=== Record set ===

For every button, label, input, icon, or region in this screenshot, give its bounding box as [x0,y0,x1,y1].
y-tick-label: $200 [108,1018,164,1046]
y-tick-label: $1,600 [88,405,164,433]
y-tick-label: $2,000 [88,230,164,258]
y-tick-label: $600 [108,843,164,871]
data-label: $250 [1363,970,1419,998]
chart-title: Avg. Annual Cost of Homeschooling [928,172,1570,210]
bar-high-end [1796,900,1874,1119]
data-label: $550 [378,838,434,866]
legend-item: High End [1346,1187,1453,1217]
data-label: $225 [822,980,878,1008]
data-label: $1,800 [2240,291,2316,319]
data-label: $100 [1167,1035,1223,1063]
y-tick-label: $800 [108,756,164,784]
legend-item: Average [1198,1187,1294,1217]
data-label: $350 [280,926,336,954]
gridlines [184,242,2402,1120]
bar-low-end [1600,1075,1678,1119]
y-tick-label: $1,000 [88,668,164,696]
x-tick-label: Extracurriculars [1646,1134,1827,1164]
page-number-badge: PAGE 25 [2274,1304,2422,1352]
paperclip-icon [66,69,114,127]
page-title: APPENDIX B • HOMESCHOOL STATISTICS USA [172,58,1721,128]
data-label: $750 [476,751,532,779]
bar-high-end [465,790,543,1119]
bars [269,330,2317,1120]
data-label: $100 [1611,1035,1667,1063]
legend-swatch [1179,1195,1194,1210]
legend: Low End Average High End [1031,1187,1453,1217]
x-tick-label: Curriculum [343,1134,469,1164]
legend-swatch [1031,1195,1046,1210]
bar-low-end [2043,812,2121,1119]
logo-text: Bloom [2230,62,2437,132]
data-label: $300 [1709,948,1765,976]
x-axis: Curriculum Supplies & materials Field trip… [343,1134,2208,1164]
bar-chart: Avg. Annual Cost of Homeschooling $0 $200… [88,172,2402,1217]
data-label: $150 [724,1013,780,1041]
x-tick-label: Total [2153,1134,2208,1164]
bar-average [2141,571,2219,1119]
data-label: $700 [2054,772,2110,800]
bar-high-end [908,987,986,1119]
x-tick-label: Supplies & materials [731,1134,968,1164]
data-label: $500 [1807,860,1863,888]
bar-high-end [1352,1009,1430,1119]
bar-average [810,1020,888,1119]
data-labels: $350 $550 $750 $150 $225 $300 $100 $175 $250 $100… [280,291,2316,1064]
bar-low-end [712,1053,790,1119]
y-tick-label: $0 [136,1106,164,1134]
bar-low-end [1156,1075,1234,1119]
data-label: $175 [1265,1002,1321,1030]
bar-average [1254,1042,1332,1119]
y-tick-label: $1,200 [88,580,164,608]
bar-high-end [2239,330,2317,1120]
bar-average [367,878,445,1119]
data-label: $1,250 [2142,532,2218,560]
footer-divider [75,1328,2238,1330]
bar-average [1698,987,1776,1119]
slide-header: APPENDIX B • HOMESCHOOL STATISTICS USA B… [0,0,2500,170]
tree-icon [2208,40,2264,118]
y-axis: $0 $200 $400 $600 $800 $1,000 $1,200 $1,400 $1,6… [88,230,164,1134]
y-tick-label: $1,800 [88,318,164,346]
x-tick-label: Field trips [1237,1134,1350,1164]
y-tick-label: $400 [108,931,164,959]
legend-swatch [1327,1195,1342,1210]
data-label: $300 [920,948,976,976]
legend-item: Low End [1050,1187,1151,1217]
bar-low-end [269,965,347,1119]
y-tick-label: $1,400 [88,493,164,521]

===

Rewrite every line of the material above, swapping "legend-swatch" for "legend-marker" wherever it occurs and leaving all other text unchanged.

• **Result of the task**:
For every button, label, input, icon, or region in this screenshot, give its bounding box as [x0,y0,x1,y1].
y-tick-label: $200 [108,1018,164,1046]
y-tick-label: $1,600 [88,405,164,433]
y-tick-label: $2,000 [88,230,164,258]
y-tick-label: $600 [108,843,164,871]
data-label: $250 [1363,970,1419,998]
chart-title: Avg. Annual Cost of Homeschooling [928,172,1570,210]
bar-high-end [1796,900,1874,1119]
data-label: $550 [378,838,434,866]
legend-item: High End [1346,1187,1453,1217]
data-label: $225 [822,980,878,1008]
data-label: $1,800 [2240,291,2316,319]
data-label: $100 [1167,1035,1223,1063]
y-tick-label: $800 [108,756,164,784]
legend-item: Average [1198,1187,1294,1217]
data-label: $350 [280,926,336,954]
gridlines [184,242,2402,1120]
bar-low-end [1600,1075,1678,1119]
y-tick-label: $1,000 [88,668,164,696]
x-tick-label: Extracurriculars [1646,1134,1827,1164]
page-number-badge: PAGE 25 [2274,1304,2422,1352]
paperclip-icon [66,69,114,127]
page-title: APPENDIX B • HOMESCHOOL STATISTICS USA [172,58,1721,128]
data-label: $750 [476,751,532,779]
bar-high-end [465,790,543,1119]
bars [269,330,2317,1120]
data-label: $100 [1611,1035,1667,1063]
legend-marker [1179,1195,1194,1210]
legend: Low End Average High End [1031,1187,1453,1217]
x-tick-label: Curriculum [343,1134,469,1164]
legend-marker [1031,1195,1046,1210]
bar-low-end [2043,812,2121,1119]
logo-text: Bloom [2230,62,2437,132]
data-label: $300 [1709,948,1765,976]
x-axis: Curriculum Supplies & materials Field trip… [343,1134,2208,1164]
bar-chart: Avg. Annual Cost of Homeschooling $0 $200… [88,172,2402,1217]
data-label: $150 [724,1013,780,1041]
x-tick-label: Total [2153,1134,2208,1164]
bar-average [2141,571,2219,1119]
data-label: $700 [2054,772,2110,800]
bar-high-end [908,987,986,1119]
x-tick-label: Supplies & materials [731,1134,968,1164]
data-label: $500 [1807,860,1863,888]
bar-high-end [1352,1009,1430,1119]
bar-average [810,1020,888,1119]
data-labels: $350 $550 $750 $150 $225 $300 $100 $175 $250 $100… [280,291,2316,1064]
bar-low-end [712,1053,790,1119]
y-tick-label: $0 [136,1106,164,1134]
bar-low-end [1156,1075,1234,1119]
data-label: $175 [1265,1002,1321,1030]
bar-average [1254,1042,1332,1119]
y-tick-label: $1,200 [88,580,164,608]
bar-high-end [2239,330,2317,1120]
bar-average [367,878,445,1119]
data-label: $1,250 [2142,532,2218,560]
footer-divider [75,1328,2238,1330]
bar-average [1698,987,1776,1119]
slide-header: APPENDIX B • HOMESCHOOL STATISTICS USA B… [0,0,2500,170]
tree-icon [2208,40,2264,118]
y-axis: $0 $200 $400 $600 $800 $1,000 $1,200 $1,400 $1,6… [88,230,164,1134]
y-tick-label: $1,800 [88,318,164,346]
x-tick-label: Field trips [1237,1134,1350,1164]
y-tick-label: $400 [108,931,164,959]
legend-marker [1327,1195,1342,1210]
data-label: $300 [920,948,976,976]
legend-item: Low End [1050,1187,1151,1217]
bar-low-end [269,965,347,1119]
y-tick-label: $1,400 [88,493,164,521]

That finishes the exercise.